EXERCISE BRIEF: Can you write out the whole listing exactly?

══ DATASET EXTRACT ══

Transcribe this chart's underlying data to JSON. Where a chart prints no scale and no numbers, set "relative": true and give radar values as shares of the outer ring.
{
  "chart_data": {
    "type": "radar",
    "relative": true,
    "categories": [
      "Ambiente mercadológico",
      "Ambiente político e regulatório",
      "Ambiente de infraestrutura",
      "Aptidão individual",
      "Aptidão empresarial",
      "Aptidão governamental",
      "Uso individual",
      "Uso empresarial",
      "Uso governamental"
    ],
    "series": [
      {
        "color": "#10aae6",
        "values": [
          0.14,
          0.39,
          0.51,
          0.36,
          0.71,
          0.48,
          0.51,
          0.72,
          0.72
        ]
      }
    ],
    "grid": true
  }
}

═══

ANSWER:
Transcribe this chart's underlying data to JSON. Where a chart prints no scale and no numbers, set "relative": true and give radar values as shares of the outer ring.
{
  "chart_data": {
    "type": "radar",
    "relative": true,
    "categories": [
      "Ambiente mercadológico",
      "Ambiente político e regulatório",
      "Ambiente de infraestrutura",
      "Aptidão individual",
      "Aptidão empresarial",
      "Aptidão governamental",
      "Uso individual",
      "Uso empresarial",
      "Uso governamental"
    ],
    "series": [
      {
        "color": "#10aae6",
        "values": [
          0.14,
          0.39,
          0.51,
          0.36,
          0.71,
          0.48,
          0.51,
          0.72,
          0.72
        ]
      }
    ],
    "grid": true
  }
}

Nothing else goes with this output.